● EXTRACTED RECORDS:
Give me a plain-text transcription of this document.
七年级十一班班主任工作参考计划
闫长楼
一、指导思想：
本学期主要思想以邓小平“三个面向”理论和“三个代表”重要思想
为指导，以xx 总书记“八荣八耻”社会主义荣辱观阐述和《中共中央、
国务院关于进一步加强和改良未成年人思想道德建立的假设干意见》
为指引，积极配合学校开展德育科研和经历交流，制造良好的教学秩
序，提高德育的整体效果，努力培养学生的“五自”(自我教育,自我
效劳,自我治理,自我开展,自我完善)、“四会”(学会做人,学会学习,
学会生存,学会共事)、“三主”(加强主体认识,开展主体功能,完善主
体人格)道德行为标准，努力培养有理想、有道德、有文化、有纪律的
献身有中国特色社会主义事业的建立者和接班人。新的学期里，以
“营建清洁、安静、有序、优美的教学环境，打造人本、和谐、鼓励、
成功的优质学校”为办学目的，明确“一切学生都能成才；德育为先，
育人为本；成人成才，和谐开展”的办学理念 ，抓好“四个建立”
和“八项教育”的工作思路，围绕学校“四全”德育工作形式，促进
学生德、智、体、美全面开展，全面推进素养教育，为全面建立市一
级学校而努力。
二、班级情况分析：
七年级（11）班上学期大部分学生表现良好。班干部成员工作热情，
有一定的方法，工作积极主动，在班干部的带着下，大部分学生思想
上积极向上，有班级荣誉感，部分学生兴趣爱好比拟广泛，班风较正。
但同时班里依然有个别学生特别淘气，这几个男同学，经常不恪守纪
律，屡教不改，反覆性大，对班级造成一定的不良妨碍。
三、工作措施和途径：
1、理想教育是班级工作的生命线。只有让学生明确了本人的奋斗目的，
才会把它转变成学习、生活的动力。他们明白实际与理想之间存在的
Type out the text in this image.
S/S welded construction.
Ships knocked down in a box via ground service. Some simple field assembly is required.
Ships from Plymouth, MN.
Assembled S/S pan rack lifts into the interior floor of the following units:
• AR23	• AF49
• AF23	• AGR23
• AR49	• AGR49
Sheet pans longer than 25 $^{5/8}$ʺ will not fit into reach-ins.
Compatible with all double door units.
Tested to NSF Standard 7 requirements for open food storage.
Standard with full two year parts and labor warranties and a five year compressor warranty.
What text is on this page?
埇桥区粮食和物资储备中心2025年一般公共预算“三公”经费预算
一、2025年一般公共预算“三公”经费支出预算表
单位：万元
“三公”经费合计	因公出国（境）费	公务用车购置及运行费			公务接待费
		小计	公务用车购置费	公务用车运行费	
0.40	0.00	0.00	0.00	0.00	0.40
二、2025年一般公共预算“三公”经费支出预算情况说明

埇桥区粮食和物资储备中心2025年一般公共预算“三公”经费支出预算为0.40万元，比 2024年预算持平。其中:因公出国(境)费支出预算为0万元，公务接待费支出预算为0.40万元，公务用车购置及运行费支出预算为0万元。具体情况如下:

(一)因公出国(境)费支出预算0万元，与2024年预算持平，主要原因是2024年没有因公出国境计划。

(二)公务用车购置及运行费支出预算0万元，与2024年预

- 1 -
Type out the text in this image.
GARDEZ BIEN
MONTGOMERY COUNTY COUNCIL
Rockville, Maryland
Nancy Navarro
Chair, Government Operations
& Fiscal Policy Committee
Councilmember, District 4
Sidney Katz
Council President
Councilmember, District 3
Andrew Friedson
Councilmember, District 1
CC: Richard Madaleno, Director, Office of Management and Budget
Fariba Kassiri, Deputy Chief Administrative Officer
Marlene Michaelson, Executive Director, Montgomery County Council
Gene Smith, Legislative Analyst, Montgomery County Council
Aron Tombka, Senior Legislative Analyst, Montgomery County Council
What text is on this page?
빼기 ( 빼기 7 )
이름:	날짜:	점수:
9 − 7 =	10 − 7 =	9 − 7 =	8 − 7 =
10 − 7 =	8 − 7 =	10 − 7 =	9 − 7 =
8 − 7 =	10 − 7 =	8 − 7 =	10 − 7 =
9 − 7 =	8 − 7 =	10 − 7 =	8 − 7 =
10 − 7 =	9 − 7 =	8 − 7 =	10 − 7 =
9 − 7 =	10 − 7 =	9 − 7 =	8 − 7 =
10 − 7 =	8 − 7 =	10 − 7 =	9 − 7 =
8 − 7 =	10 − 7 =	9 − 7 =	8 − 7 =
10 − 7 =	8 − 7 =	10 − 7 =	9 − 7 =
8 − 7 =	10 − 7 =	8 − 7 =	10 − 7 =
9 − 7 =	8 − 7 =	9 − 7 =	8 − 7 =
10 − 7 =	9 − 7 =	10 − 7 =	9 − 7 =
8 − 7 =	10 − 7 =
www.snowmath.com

● GIVEN PROBLEM:
Every line of the listing that holds "Standard" should be found and copied.

● OUTPUT:
Tested to NSF Standard 7 requirements for open food storage.
Standard with full two year parts and labor warranties and a five year compressor warranty.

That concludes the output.